#### Description of the task:
Find the lines below that contain the word "color" and count them. Only the number should be given.

** BEGIN Raw data **

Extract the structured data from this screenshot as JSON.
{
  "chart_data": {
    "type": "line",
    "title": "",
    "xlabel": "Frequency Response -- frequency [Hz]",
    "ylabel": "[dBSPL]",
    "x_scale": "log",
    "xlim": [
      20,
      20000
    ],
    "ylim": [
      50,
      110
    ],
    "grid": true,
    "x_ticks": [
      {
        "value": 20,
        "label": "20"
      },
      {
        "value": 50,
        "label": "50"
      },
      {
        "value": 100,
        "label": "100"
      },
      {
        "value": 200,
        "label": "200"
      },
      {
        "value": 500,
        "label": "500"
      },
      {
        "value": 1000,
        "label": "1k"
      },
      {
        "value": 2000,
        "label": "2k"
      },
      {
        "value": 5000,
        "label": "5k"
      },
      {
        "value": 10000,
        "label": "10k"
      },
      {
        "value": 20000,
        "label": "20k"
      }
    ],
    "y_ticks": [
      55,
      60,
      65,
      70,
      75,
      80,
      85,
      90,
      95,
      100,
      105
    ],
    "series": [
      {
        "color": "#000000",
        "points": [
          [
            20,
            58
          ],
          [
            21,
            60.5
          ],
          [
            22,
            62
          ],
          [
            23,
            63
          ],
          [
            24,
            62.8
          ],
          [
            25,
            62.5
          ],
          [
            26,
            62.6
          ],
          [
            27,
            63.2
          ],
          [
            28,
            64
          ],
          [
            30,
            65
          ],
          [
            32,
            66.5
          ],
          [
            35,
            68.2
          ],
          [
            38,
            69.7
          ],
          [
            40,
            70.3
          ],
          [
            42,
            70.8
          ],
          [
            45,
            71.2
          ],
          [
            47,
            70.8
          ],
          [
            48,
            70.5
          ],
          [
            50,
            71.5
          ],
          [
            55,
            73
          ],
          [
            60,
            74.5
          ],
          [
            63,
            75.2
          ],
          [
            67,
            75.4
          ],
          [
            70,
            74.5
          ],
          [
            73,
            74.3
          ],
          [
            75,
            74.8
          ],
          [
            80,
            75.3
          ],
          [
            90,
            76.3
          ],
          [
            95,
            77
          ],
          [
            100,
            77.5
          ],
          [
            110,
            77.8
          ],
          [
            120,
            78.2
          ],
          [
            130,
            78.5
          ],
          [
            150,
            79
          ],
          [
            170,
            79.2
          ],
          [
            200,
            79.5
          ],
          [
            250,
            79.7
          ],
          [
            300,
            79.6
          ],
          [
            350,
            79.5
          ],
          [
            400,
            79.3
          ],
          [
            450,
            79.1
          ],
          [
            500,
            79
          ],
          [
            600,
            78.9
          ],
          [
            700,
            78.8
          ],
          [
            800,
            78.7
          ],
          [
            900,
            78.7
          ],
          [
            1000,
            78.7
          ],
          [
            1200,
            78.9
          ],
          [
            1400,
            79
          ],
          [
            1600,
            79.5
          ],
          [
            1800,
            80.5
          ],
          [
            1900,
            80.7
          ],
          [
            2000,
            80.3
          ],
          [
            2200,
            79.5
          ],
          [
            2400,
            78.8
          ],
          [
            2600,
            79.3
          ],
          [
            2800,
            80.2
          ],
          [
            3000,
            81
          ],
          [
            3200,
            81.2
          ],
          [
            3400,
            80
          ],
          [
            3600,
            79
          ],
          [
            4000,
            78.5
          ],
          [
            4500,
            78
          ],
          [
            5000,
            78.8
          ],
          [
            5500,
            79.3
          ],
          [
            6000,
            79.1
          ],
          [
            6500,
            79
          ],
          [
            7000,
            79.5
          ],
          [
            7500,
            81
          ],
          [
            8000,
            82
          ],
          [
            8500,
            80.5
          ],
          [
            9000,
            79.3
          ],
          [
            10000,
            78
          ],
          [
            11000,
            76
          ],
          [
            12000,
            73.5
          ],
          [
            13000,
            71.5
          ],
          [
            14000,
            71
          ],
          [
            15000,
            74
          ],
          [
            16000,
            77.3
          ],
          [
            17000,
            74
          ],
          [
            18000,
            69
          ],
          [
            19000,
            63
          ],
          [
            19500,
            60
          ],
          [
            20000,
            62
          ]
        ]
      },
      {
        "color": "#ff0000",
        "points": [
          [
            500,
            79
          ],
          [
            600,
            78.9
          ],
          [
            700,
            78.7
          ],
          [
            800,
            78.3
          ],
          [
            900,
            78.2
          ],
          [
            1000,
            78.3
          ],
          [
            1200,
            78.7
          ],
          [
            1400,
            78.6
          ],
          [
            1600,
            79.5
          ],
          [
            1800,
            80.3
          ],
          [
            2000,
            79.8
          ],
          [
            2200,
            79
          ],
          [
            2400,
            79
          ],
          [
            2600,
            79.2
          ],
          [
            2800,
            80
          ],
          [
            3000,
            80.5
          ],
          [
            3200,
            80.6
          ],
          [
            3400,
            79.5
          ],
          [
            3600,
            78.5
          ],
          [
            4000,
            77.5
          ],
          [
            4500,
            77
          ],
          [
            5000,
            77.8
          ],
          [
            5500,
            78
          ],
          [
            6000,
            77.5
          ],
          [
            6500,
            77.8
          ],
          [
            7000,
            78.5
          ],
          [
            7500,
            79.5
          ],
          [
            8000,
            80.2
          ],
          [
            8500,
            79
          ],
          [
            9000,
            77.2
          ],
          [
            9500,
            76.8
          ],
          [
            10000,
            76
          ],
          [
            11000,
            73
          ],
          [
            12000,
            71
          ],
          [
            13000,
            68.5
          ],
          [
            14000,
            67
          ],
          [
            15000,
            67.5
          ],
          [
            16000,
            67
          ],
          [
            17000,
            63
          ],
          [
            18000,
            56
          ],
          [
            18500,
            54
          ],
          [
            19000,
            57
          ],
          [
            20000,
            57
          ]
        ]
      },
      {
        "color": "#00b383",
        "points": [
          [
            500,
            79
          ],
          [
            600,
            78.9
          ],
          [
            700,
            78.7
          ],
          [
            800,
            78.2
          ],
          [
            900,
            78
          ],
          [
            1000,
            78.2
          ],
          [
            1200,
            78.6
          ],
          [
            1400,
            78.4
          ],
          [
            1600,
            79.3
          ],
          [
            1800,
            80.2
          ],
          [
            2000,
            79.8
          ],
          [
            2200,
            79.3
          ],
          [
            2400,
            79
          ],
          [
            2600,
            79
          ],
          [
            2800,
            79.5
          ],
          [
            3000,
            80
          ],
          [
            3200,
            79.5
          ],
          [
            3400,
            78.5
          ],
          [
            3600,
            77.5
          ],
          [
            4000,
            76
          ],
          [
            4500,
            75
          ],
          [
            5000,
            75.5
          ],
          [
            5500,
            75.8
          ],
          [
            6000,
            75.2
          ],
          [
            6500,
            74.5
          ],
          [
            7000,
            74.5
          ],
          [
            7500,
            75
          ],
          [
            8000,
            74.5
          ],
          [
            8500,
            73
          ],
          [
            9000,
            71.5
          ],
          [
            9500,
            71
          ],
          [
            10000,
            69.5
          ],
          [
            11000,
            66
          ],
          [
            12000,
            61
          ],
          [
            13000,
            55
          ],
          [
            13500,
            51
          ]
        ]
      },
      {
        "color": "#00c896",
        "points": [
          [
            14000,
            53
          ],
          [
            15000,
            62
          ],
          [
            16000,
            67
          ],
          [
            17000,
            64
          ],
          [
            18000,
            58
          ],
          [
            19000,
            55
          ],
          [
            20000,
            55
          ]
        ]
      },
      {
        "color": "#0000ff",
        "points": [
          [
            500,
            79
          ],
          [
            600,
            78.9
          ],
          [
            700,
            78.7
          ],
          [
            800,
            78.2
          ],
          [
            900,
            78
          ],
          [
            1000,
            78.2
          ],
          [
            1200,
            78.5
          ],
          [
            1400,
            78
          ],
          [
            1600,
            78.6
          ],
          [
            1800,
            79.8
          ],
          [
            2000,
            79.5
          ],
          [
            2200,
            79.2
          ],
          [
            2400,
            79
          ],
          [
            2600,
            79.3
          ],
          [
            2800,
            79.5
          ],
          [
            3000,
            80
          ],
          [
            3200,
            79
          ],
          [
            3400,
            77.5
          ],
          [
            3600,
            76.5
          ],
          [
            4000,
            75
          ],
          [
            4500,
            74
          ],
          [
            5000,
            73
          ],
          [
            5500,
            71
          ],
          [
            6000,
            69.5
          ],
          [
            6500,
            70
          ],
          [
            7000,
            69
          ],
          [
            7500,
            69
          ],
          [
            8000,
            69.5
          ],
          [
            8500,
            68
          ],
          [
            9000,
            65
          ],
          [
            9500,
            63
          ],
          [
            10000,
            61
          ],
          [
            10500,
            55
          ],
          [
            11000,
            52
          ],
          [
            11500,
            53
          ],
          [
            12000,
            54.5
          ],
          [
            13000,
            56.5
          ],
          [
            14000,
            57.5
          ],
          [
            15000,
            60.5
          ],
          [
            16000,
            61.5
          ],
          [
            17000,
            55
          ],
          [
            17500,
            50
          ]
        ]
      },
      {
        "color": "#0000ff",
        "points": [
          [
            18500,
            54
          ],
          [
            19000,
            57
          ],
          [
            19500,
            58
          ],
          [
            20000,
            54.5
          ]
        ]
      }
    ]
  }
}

** END Raw data **

#### Final result:
6